• _EXERCISE INSTRUCTIONS_
Each line should be copied exactly.

• _THE DATA_
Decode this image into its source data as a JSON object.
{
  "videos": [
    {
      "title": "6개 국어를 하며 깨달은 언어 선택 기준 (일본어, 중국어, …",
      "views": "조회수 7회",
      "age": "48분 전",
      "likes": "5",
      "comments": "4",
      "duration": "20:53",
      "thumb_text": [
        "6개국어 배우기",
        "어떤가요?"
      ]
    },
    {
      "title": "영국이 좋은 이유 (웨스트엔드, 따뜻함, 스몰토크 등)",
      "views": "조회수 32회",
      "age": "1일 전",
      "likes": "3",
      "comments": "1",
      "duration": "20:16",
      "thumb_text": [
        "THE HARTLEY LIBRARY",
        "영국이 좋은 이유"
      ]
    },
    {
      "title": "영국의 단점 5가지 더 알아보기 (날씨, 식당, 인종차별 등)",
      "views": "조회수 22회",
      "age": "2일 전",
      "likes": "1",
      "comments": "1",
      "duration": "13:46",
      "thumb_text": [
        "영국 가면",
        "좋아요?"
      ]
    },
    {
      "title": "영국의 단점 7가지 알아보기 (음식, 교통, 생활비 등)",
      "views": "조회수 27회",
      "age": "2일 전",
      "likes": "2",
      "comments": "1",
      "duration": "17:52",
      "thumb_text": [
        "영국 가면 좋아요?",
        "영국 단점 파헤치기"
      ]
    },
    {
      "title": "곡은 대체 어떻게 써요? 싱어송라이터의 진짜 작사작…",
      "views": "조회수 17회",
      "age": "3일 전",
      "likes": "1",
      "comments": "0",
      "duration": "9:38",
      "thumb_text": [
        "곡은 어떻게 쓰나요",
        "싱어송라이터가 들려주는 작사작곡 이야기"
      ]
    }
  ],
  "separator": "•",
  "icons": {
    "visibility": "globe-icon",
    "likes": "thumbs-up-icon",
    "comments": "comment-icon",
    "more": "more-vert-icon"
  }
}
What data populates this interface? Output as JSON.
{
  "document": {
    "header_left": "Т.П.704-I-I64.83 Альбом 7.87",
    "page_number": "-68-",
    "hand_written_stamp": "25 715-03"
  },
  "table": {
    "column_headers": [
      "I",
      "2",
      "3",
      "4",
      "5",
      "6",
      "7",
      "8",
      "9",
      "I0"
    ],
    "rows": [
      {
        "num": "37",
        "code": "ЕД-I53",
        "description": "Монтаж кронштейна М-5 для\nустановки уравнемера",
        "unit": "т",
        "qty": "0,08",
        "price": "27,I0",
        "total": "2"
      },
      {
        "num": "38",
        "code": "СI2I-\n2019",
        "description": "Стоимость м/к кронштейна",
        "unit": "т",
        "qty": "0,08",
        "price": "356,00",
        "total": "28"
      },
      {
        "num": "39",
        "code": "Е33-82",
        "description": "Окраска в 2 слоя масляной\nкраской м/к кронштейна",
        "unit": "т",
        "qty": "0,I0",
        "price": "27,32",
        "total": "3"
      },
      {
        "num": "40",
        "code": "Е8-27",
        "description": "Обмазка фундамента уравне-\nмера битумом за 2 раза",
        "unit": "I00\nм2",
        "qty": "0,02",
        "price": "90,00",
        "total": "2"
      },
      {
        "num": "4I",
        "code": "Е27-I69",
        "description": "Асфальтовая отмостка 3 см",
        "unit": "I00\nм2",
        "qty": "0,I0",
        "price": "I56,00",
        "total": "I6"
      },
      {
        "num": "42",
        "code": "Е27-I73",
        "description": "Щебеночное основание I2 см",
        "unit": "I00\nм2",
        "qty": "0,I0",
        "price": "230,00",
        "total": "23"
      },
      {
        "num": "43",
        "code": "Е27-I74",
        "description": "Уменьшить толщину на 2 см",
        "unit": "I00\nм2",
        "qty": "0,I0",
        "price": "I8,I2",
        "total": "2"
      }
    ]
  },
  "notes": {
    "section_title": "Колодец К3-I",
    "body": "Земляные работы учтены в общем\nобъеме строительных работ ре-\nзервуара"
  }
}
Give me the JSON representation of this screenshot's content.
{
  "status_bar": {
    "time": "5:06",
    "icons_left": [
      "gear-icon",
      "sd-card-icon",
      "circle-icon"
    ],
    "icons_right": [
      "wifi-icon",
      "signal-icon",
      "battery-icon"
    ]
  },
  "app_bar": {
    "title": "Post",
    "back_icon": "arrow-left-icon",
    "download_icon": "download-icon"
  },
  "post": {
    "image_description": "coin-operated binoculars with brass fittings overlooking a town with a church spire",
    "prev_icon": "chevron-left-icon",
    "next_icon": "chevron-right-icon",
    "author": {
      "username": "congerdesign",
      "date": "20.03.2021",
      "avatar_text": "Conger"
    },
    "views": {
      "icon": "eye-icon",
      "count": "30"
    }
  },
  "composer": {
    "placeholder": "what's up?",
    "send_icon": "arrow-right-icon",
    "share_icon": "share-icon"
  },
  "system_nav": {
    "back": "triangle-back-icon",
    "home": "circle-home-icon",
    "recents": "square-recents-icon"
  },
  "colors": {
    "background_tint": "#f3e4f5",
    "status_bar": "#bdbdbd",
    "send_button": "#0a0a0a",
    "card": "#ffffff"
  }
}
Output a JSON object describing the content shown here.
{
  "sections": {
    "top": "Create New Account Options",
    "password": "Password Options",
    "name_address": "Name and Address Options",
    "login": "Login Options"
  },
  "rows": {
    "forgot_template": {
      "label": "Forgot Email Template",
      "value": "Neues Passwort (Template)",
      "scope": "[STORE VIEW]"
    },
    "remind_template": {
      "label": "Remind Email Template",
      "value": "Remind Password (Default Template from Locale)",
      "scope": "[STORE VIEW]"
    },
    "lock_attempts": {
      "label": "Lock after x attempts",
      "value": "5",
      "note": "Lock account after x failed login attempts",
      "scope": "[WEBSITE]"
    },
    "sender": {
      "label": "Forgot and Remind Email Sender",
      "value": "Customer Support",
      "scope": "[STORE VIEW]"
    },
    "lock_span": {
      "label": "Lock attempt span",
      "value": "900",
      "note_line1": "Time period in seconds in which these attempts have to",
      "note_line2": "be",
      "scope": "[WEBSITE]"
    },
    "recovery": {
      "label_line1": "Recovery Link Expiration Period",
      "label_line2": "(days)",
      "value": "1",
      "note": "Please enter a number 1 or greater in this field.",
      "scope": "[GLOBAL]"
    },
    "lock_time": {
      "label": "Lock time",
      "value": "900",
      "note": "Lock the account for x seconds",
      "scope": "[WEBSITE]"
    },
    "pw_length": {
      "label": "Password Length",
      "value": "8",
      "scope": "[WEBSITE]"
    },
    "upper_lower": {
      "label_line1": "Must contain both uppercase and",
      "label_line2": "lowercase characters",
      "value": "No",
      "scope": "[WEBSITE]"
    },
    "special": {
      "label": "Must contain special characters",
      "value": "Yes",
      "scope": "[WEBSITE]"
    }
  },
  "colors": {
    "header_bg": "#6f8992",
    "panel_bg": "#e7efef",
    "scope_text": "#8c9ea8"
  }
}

• _OUTPUT FOR THIS TASK_
Decode this image into its source data as a JSON object.
{
  "videos": [
    {
      "title": "6개 국어를 하며 깨달은 언어 선택 기준 (일본어, 중국어, …",
      "views": "조회수 7회",
      "age": "48분 전",
      "likes": "5",
      "comments": "4",
      "duration": "20:53",
      "thumb_text": [
        "6개국어 배우기",
        "어떤가요?"
      ]
    },
    {
      "title": "영국이 좋은 이유 (웨스트엔드, 따뜻함, 스몰토크 등)",
      "views": "조회수 32회",
      "age": "1일 전",
      "likes": "3",
      "comments": "1",
      "duration": "20:16",
      "thumb_text": [
        "THE HARTLEY LIBRARY",
        "영국이 좋은 이유"
      ]
    },
    {
      "title": "영국의 단점 5가지 더 알아보기 (날씨, 식당, 인종차별 등)",
      "views": "조회수 22회",
      "age": "2일 전",
      "likes": "1",
      "comments": "1",
      "duration": "13:46",
      "thumb_text": [
        "영국 가면",
        "좋아요?"
      ]
    },
    {
      "title": "영국의 단점 7가지 알아보기 (음식, 교통, 생활비 등)",
      "views": "조회수 27회",
      "age": "2일 전",
      "likes": "2",
      "comments": "1",
      "duration": "17:52",
      "thumb_text": [
        "영국 가면 좋아요?",
        "영국 단점 파헤치기"
      ]
    },
    {
      "title": "곡은 대체 어떻게 써요? 싱어송라이터의 진짜 작사작…",
      "views": "조회수 17회",
      "age": "3일 전",
      "likes": "1",
      "comments": "0",
      "duration": "9:38",
      "thumb_text": [
        "곡은 어떻게 쓰나요",
        "싱어송라이터가 들려주는 작사작곡 이야기"
      ]
    }
  ],
  "separator": "•",
  "icons": {
    "visibility": "globe-icon",
    "likes": "thumbs-up-icon",
    "comments": "comment-icon",
    "more": "more-vert-icon"
  }
}
What data populates this interface? Output as JSON.
{
  "document": {
    "header_left": "Т.П.704-I-I64.83 Альбом 7.87",
    "page_number": "-68-",
    "hand_written_stamp": "25 715-03"
  },
  "table": {
    "column_headers": [
      "I",
      "2",
      "3",
      "4",
      "5",
      "6",
      "7",
      "8",
      "9",
      "I0"
    ],
    "rows": [
      {
        "num": "37",
        "code": "ЕД-I53",
        "description": "Монтаж кронштейна М-5 для\nустановки уравнемера",
        "unit": "т",
        "qty": "0,08",
        "price": "27,I0",
        "total": "2"
      },
      {
        "num": "38",
        "code": "СI2I-\n2019",
        "description": "Стоимость м/к кронштейна",
        "unit": "т",
        "qty": "0,08",
        "price": "356,00",
        "total": "28"
      },
      {
        "num": "39",
        "code": "Е33-82",
        "description": "Окраска в 2 слоя масляной\nкраской м/к кронштейна",
        "unit": "т",
        "qty": "0,I0",
        "price": "27,32",
        "total": "3"
      },
      {
        "num": "40",
        "code": "Е8-27",
        "description": "Обмазка фундамента уравне-\nмера битумом за 2 раза",
        "unit": "I00\nм2",
        "qty": "0,02",
        "price": "90,00",
        "total": "2"
      },
      {
        "num": "4I",
        "code": "Е27-I69",
        "description": "Асфальтовая отмостка 3 см",
        "unit": "I00\nм2",
        "qty": "0,I0",
        "price": "I56,00",
        "total": "I6"
      },
      {
        "num": "42",
        "code": "Е27-I73",
        "description": "Щебеночное основание I2 см",
        "unit": "I00\nм2",
        "qty": "0,I0",
        "price": "230,00",
        "total": "23"
      },
      {
        "num": "43",
        "code": "Е27-I74",
        "description": "Уменьшить толщину на 2 см",
        "unit": "I00\nм2",
        "qty": "0,I0",
        "price": "I8,I2",
        "total": "2"
      }
    ]
  },
  "notes": {
    "section_title": "Колодец К3-I",
    "body": "Земляные работы учтены в общем\nобъеме строительных работ ре-\nзервуара"
  }
}
Give me the JSON representation of this screenshot's content.
{
  "status_bar": {
    "time": "5:06",
    "icons_left": [
      "gear-icon",
      "sd-card-icon",
      "circle-icon"
    ],
    "icons_right": [
      "wifi-icon",
      "signal-icon",
      "battery-icon"
    ]
  },
  "app_bar": {
    "title": "Post",
    "back_icon": "arrow-left-icon",
    "download_icon": "download-icon"
  },
  "post": {
    "image_description": "coin-operated binoculars with brass fittings overlooking a town with a church spire",
    "prev_icon": "chevron-left-icon",
    "next_icon": "chevron-right-icon",
    "author": {
      "username": "congerdesign",
      "date": "20.03.2021",
      "avatar_text": "Conger"
    },
    "views": {
      "icon": "eye-icon",
      "count": "30"
    }
  },
  "composer": {
    "placeholder": "what's up?",
    "send_icon": "arrow-right-icon",
    "share_icon": "share-icon"
  },
  "system_nav": {
    "back": "triangle-back-icon",
    "home": "circle-home-icon",
    "recents": "square-recents-icon"
  },
  "colors": {
    "background_tint": "#f3e4f5",
    "status_bar": "#bdbdbd",
    "send_button": "#0a0a0a",
    "card": "#ffffff"
  }
}
Output a JSON object describing the content shown here.
{
  "sections": {
    "top": "Create New Account Options",
    "password": "Password Options",
    "name_address": "Name and Address Options",
    "login": "Login Options"
  },
  "rows": {
    "forgot_template": {
      "label": "Forgot Email Template",
      "value": "Neues Passwort (Template)",
      "scope": "[STORE VIEW]"
    },
    "remind_template": {
      "label": "Remind Email Template",
      "value": "Remind Password (Default Template from Locale)",
      "scope": "[STORE VIEW]"
    },
    "lock_attempts": {
      "label": "Lock after x attempts",
      "value": "5",
      "note": "Lock account after x failed login attempts",
      "scope": "[WEBSITE]"
    },
    "sender": {
      "label": "Forgot and Remind Email Sender",
      "value": "Customer Support",
      "scope": "[STORE VIEW]"
    },
    "lock_span": {
      "label": "Lock attempt span",
      "value": "900",
      "note_line1": "Time period in seconds in which these attempts have to",
      "note_line2": "be",
      "scope": "[WEBSITE]"
    },
    "recovery": {
      "label_line1": "Recovery Link Expiration Period",
      "label_line2": "(days)",
      "value": "1",
      "note": "Please enter a number 1 or greater in this field.",
      "scope": "[GLOBAL]"
    },
    "lock_time": {
      "label": "Lock time",
      "value": "900",
      "note": "Lock the account for x seconds",
      "scope": "[WEBSITE]"
    },
    "pw_length": {
      "label": "Password Length",
      "value": "8",
      "scope": "[WEBSITE]"
    },
    "upper_lower": {
      "label_line1": "Must contain both uppercase and",
      "label_line2": "lowercase characters",
      "value": "No",
      "scope": "[WEBSITE]"
    },
    "special": {
      "label": "Must contain special characters",
      "value": "Yes",
      "scope": "[WEBSITE]"
    }
  },
  "colors": {
    "header_bg": "#6f8992",
    "panel_bg": "#e7efef",
    "scope_text": "#8c9ea8"
  }
}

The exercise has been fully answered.